PROBLEM DESCRIPTION :: Collect every line of the material below that contains the string "Código".

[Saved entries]
----
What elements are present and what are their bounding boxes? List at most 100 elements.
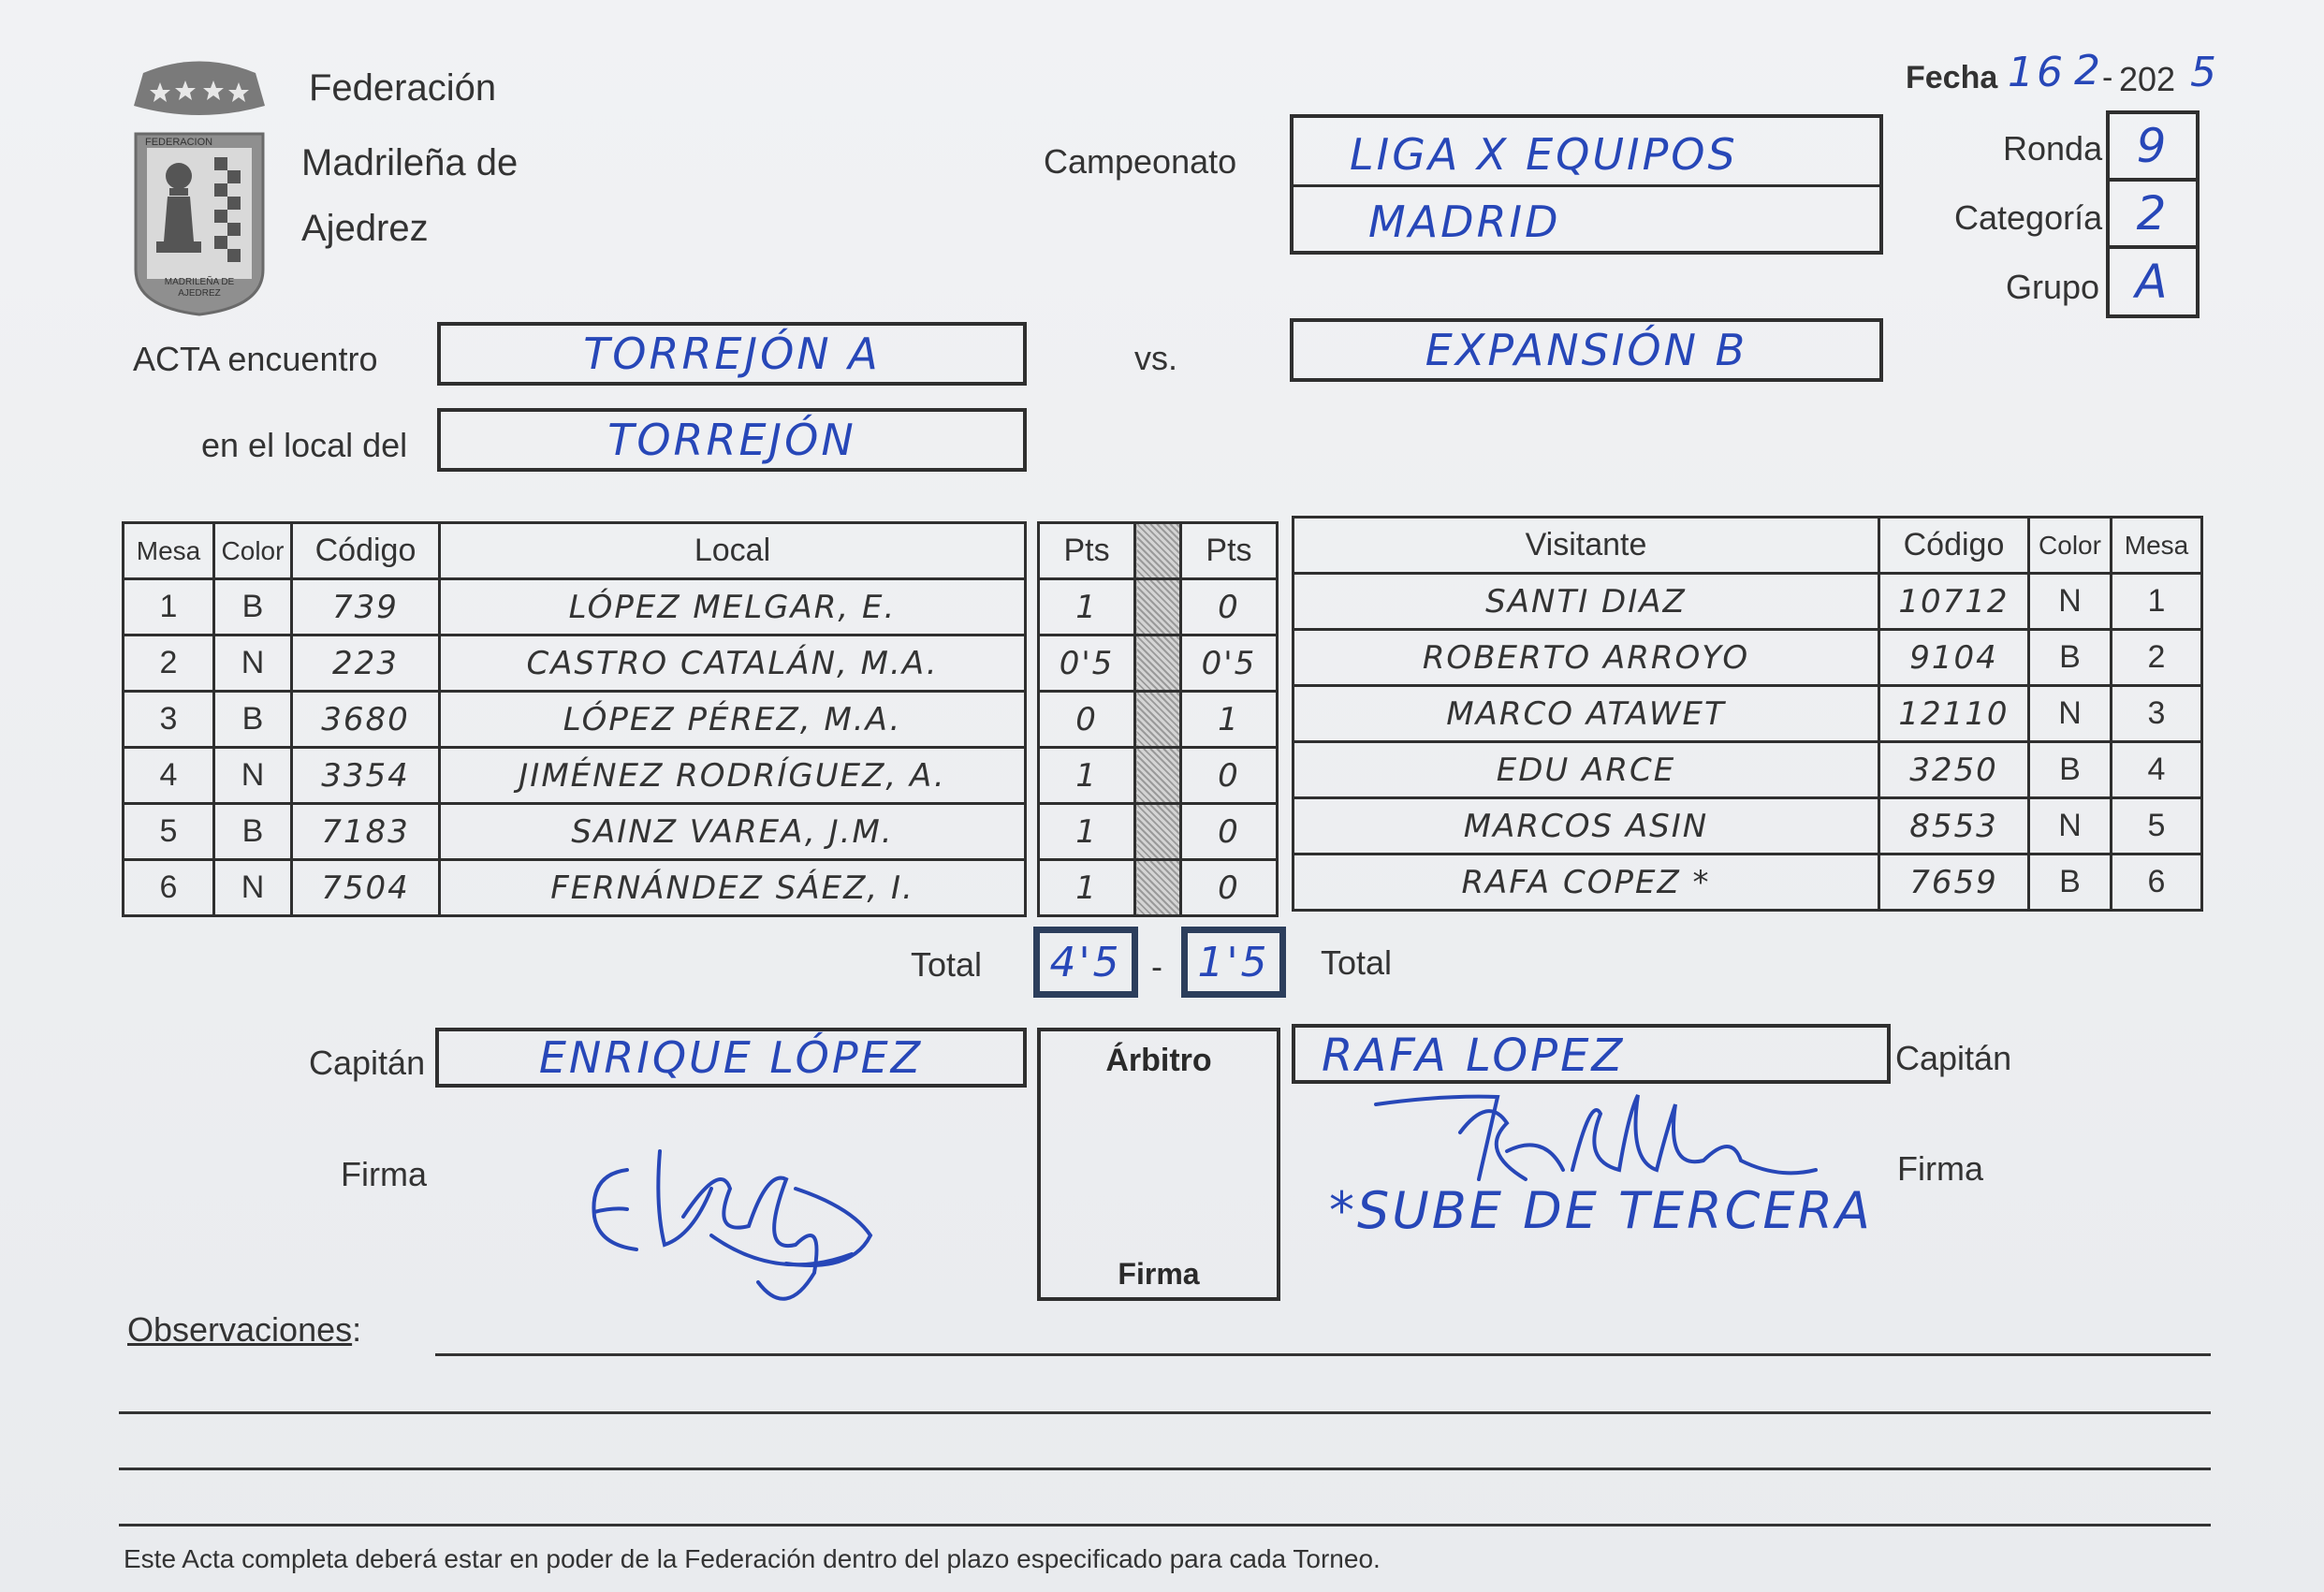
local-player-cell[interactable]: SAINZ VAREA, J.M. — [438, 802, 1027, 861]
local-table: Mesa Color Código Local 1 B 739 LÓPEZ ME… — [122, 521, 1027, 917]
codigo-cell[interactable]: 3680 — [290, 690, 441, 749]
header-color: Color — [212, 521, 293, 580]
mesa-visitor-cell: 6 — [2110, 853, 2203, 912]
visitor-player-cell[interactable]: ROBERTO ARROYO — [1292, 628, 1880, 687]
campeonato-line1[interactable]: LIGA X EQUIPOS — [1350, 129, 1738, 180]
observaciones-line-1[interactable] — [435, 1353, 2211, 1356]
table-row: ROBERTO ARROYO 9104 B 2 — [1292, 628, 2203, 687]
pts-visitor-cell[interactable]: 0'5 — [1178, 634, 1279, 693]
color-cell: N — [212, 634, 293, 693]
federation-logo: FEDERACION MADRILEÑA DE AJEDREZ — [124, 54, 274, 316]
org-name-line1: Federación — [309, 67, 497, 109]
acta-label: ACTA encuentro — [133, 340, 378, 378]
pts-visitor-cell[interactable]: 0 — [1178, 577, 1279, 636]
pts-local-cell[interactable]: 1 — [1036, 746, 1137, 805]
fecha-day[interactable]: 16 — [2008, 49, 2066, 96]
visitor-player-cell[interactable]: MARCO ATAWET — [1292, 684, 1880, 743]
color-visitor-cell: N — [2027, 572, 2112, 631]
arbitro-firma-label: Firma — [1118, 1257, 1200, 1291]
pts-local-cell[interactable]: 1 — [1036, 802, 1137, 861]
vs-label: vs. — [1134, 339, 1178, 377]
fecha-year-prefix: 202 — [2119, 60, 2176, 98]
pts-visitor-cell[interactable]: 0 — [1178, 802, 1279, 861]
visitor-player-cell[interactable]: EDU ARCE — [1292, 740, 1880, 799]
observaciones-line-4[interactable] — [119, 1524, 2211, 1526]
campeonato-line2[interactable]: MADRID — [1368, 197, 1561, 247]
logo-text-bottom: MADRILEÑA DE AJEDREZ — [164, 277, 235, 299]
codigo-visitor-cell[interactable]: 7659 — [1878, 853, 2030, 912]
visitor-player-cell[interactable]: RAFA COPEZ * — [1292, 853, 1880, 912]
total-local-label: Total — [911, 945, 983, 984]
visitor-note[interactable]: *SUBE DE TERCERA — [1329, 1181, 1873, 1240]
codigo-visitor-cell[interactable]: 10712 — [1878, 572, 2030, 631]
pts-visitor-cell[interactable]: 0 — [1178, 858, 1279, 917]
visitor-player-cell[interactable]: MARCOS ASIN — [1292, 796, 1880, 855]
fecha-separator: - — [2102, 60, 2113, 95]
local-team-box[interactable]: TORREJÓN A — [437, 322, 1027, 386]
mesa-visitor-cell: 1 — [2110, 572, 2203, 631]
local-player-cell[interactable]: CASTRO CATALÁN, M.A. — [438, 634, 1027, 693]
mesa-cell: 6 — [122, 858, 215, 917]
table-row: SANTI DIAZ 10712 N 1 — [1292, 572, 2203, 631]
table-row: 0 1 — [1036, 690, 1279, 749]
codigo-visitor-cell[interactable]: 9104 — [1878, 628, 2030, 687]
observaciones-line-3[interactable] — [119, 1468, 2211, 1470]
mesa-cell: 3 — [122, 690, 215, 749]
visitor-team-box[interactable]: EXPANSIÓN B — [1290, 318, 1883, 382]
header-color-visitor: Color — [2027, 516, 2112, 575]
codigo-visitor-cell[interactable]: 12110 — [1878, 684, 2030, 743]
footer-note: Este Acta completa deberá estar en poder… — [124, 1544, 1381, 1573]
captain-local-label: Capitán — [309, 1044, 426, 1082]
ronda-box[interactable]: 9 — [2106, 110, 2200, 182]
codigo-cell[interactable]: 3354 — [290, 746, 441, 805]
local-player-cell[interactable]: LÓPEZ PÉREZ, M.A. — [438, 690, 1027, 749]
points-separator — [1133, 858, 1182, 917]
pts-local-cell[interactable]: 0 — [1036, 690, 1137, 749]
campeonato-divider — [1294, 184, 1879, 187]
table-row: 1 0 — [1036, 858, 1279, 917]
codigo-cell[interactable]: 7183 — [290, 802, 441, 861]
header-codigo-visitor: Código — [1878, 516, 2030, 575]
table-row: MARCO ATAWET 12110 N 3 — [1292, 684, 2203, 743]
codigo-cell[interactable]: 7504 — [290, 858, 441, 917]
total-visitor-value: 1'5 — [1197, 938, 1270, 986]
pts-local-cell[interactable]: 1 — [1036, 858, 1137, 917]
pts-visitor-cell[interactable]: 0 — [1178, 746, 1279, 805]
observaciones-line-2[interactable] — [119, 1411, 2211, 1414]
local-player-cell[interactable]: FERNÁNDEZ SÁEZ, I. — [438, 858, 1027, 917]
captain-local-value: ENRIQUE LÓPEZ — [538, 1032, 924, 1083]
fecha-month[interactable]: 2 — [2074, 47, 2103, 95]
codigo-visitor-cell[interactable]: 3250 — [1878, 740, 2030, 799]
venue-box[interactable]: TORREJÓN — [437, 408, 1027, 472]
color-visitor-cell: N — [2027, 796, 2112, 855]
grupo-box[interactable]: A — [2106, 245, 2200, 318]
total-local-box[interactable]: 4'5 — [1033, 927, 1138, 998]
firma-visitor-label: Firma — [1897, 1149, 1983, 1188]
color-cell: B — [212, 802, 293, 861]
mesa-visitor-cell: 3 — [2110, 684, 2203, 743]
visitor-table-header: Visitante Código Color Mesa — [1292, 516, 2203, 575]
header-visitante: Visitante — [1292, 516, 1880, 575]
codigo-cell[interactable]: 223 — [290, 634, 441, 693]
color-cell: N — [212, 858, 293, 917]
pts-visitor-cell[interactable]: 1 — [1178, 690, 1279, 749]
header-mesa: Mesa — [122, 521, 215, 580]
codigo-visitor-cell[interactable]: 8553 — [1878, 796, 2030, 855]
captain-visitor-box[interactable]: RAFA LOPEZ — [1292, 1024, 1891, 1084]
table-row: 2 N 223 CASTRO CATALÁN, M.A. — [122, 634, 1027, 693]
points-separator — [1133, 690, 1182, 749]
arbitro-box[interactable]: Árbitro Firma — [1037, 1028, 1280, 1301]
visitor-player-cell[interactable]: SANTI DIAZ — [1292, 572, 1880, 631]
local-player-cell[interactable]: LÓPEZ MELGAR, E. — [438, 577, 1027, 636]
total-visitor-label: Total — [1321, 943, 1393, 982]
local-player-cell[interactable]: JIMÉNEZ RODRÍGUEZ, A. — [438, 746, 1027, 805]
captain-local-box[interactable]: ENRIQUE LÓPEZ — [435, 1028, 1027, 1088]
points-table: Pts Pts 1 0 0'5 0'5 0 1 1 0 1 0 1 0 — [1036, 521, 1279, 917]
pts-local-cell[interactable]: 0'5 — [1036, 634, 1137, 693]
fecha-year-digit[interactable]: 5 — [2190, 49, 2219, 96]
pts-local-cell[interactable]: 1 — [1036, 577, 1137, 636]
total-visitor-box[interactable]: 1'5 — [1181, 927, 1286, 998]
categoria-box[interactable]: 2 — [2106, 178, 2200, 249]
codigo-cell[interactable]: 739 — [290, 577, 441, 636]
color-cell: B — [212, 577, 293, 636]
----
SOLUTION TO THIS PROBLEM ::
local-table: Mesa Color Código Local 1 B 739 LÓPEZ ME… — [122, 521, 1027, 917]
header-codigo-visitor: Código — [1878, 516, 2030, 575]
visitor-table-header: Visitante Código Color Mesa — [1292, 516, 2203, 575]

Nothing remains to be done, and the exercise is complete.